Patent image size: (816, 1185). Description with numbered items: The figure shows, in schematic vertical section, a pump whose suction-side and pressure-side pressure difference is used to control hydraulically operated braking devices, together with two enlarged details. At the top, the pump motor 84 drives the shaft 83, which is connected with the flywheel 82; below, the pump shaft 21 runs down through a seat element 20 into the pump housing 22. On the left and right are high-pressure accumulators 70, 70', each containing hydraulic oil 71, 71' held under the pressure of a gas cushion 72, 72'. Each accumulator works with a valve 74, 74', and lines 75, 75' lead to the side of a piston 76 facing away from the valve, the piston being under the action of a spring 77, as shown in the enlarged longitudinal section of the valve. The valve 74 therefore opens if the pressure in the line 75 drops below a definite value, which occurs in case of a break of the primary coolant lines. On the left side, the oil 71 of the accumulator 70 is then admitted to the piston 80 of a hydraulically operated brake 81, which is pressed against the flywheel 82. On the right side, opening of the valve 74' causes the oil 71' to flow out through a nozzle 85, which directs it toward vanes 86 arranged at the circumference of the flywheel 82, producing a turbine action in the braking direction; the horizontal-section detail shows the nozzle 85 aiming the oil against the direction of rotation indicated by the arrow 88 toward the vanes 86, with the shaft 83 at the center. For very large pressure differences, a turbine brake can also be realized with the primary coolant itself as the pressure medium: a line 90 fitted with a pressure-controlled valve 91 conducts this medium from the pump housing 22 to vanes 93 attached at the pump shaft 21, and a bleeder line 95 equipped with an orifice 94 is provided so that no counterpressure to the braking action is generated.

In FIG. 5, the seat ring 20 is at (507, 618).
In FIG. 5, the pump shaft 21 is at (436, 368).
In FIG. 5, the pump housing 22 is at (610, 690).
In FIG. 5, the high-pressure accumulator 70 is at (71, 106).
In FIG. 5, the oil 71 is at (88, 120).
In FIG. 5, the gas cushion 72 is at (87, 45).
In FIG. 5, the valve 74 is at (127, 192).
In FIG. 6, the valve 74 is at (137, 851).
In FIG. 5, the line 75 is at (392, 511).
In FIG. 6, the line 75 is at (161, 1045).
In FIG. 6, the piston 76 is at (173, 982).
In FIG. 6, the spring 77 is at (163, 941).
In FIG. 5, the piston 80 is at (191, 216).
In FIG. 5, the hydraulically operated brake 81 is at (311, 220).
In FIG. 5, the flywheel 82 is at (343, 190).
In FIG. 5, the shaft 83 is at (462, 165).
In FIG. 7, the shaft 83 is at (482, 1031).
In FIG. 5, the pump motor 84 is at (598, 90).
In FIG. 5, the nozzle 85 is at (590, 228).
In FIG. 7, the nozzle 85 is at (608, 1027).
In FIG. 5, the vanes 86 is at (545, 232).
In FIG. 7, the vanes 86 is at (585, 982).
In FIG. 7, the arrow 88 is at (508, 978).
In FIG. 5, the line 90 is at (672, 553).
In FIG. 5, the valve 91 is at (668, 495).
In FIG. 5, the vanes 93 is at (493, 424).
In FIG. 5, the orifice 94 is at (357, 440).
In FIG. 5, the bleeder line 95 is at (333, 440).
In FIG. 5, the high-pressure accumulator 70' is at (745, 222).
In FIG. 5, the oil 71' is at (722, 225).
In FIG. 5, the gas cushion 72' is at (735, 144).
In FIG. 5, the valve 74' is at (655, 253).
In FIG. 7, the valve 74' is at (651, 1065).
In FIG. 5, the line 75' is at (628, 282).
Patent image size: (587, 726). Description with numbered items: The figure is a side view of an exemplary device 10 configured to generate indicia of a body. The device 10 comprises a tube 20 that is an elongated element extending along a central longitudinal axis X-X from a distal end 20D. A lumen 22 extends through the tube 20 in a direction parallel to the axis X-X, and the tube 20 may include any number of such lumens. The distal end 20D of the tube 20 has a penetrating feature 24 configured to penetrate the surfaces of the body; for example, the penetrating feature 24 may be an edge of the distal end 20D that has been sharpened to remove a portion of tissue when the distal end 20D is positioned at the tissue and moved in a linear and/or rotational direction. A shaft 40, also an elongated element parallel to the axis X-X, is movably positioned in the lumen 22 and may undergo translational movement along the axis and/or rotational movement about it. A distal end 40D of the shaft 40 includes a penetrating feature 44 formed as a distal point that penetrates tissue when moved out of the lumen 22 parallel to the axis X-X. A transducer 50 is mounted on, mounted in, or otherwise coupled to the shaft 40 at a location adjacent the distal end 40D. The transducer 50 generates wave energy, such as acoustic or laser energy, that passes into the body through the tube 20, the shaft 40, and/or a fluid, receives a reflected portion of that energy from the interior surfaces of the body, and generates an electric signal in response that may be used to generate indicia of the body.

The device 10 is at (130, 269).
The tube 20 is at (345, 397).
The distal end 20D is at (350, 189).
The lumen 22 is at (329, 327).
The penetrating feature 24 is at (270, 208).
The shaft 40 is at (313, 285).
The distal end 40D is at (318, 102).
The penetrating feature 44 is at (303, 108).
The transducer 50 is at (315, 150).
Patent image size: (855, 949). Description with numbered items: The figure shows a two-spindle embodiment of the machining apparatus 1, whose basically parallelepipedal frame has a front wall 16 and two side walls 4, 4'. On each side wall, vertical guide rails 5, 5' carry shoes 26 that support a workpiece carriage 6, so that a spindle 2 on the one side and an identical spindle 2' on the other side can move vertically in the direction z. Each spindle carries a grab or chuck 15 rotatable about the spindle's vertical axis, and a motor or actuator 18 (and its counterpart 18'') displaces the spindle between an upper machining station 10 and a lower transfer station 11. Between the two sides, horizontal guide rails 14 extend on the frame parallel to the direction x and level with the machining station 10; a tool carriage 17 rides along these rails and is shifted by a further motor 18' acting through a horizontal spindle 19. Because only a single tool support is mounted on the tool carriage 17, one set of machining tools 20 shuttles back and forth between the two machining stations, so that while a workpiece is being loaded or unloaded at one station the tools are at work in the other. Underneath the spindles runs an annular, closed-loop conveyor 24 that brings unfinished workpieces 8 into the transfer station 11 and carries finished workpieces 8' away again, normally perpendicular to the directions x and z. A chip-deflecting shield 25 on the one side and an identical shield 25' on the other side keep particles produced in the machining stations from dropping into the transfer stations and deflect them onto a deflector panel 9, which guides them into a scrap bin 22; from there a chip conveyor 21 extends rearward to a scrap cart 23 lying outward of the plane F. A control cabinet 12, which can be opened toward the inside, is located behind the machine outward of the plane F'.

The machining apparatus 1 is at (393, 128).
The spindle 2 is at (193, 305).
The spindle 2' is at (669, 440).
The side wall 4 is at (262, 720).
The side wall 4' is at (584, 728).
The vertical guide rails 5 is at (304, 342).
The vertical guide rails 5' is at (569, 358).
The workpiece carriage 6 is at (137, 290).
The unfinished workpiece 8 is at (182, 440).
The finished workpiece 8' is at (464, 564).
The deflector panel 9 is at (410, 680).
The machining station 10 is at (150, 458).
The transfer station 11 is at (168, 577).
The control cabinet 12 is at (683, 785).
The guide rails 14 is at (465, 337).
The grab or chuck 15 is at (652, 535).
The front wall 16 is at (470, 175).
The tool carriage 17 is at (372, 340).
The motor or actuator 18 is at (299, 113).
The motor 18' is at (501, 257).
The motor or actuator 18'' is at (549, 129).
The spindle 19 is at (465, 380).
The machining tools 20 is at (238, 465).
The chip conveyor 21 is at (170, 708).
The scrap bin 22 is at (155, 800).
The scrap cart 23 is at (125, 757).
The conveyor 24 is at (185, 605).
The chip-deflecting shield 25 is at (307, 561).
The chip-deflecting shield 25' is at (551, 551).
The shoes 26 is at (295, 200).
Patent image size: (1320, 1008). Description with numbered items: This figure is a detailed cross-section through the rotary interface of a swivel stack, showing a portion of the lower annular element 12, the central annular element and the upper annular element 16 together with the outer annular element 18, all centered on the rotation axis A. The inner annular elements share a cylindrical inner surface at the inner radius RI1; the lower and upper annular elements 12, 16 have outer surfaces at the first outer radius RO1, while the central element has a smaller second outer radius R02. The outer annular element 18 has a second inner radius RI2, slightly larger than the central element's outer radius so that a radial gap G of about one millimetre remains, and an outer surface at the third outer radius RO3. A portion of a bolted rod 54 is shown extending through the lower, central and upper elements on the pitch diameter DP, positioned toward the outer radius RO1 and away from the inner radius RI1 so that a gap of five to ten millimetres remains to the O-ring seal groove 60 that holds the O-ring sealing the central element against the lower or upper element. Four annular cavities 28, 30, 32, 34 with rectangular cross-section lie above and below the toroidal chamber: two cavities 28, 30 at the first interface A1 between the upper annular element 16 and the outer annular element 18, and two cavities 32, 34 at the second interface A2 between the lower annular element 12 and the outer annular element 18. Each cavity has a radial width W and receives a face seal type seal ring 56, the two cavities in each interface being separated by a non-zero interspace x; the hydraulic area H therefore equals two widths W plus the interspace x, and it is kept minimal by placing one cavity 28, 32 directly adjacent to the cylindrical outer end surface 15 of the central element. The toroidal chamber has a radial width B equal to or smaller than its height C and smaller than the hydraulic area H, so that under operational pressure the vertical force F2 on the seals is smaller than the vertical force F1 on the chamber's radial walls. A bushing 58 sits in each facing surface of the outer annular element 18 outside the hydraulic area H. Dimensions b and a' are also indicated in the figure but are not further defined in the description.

Work to be completed.
Copy out the records word for word, from their first line through the line that contains "In FIG. 5, the seat ring 20 is at (507, 618).", including that line.

Reply to the exercise.
Patent image size: (816, 1185). Description with numbered items: The figure shows, in schematic vertical section, a pump whose suction-side and pressure-side pressure difference is used to control hydraulically operated braking devices, together with two enlarged details. At the top, the pump motor 84 drives the shaft 83, which is connected with the flywheel 82; below, the pump shaft 21 runs down through a seat element 20 into the pump housing 22. On the left and right are high-pressure accumulators 70, 70', each containing hydraulic oil 71, 71' held under the pressure of a gas cushion 72, 72'. Each accumulator works with a valve 74, 74', and lines 75, 75' lead to the side of a piston 76 facing away from the valve, the piston being under the action of a spring 77, as shown in the enlarged longitudinal section of the valve. The valve 74 therefore opens if the pressure in the line 75 drops below a definite value, which occurs in case of a break of the primary coolant lines. On the left side, the oil 71 of the accumulator 70 is then admitted to the piston 80 of a hydraulically operated brake 81, which is pressed against the flywheel 82. On the right side, opening of the valve 74' causes the oil 71' to flow out through a nozzle 85, which directs it toward vanes 86 arranged at the circumference of the flywheel 82, producing a turbine action in the braking direction; the horizontal-section detail shows the nozzle 85 aiming the oil against the direction of rotation indicated by the arrow 88 toward the vanes 86, with the shaft 83 at the center. For very large pressure differences, a turbine brake can also be realized with the primary coolant itself as the pressure medium: a line 90 fitted with a pressure-controlled valve 91 conducts this medium from the pump housing 22 to vanes 93 attached at the pump shaft 21, and a bleeder line 95 equipped with an orifice 94 is provided so that no counterpressure to the braking action is generated.

In FIG. 5, the seat ring 20 is at (507, 618).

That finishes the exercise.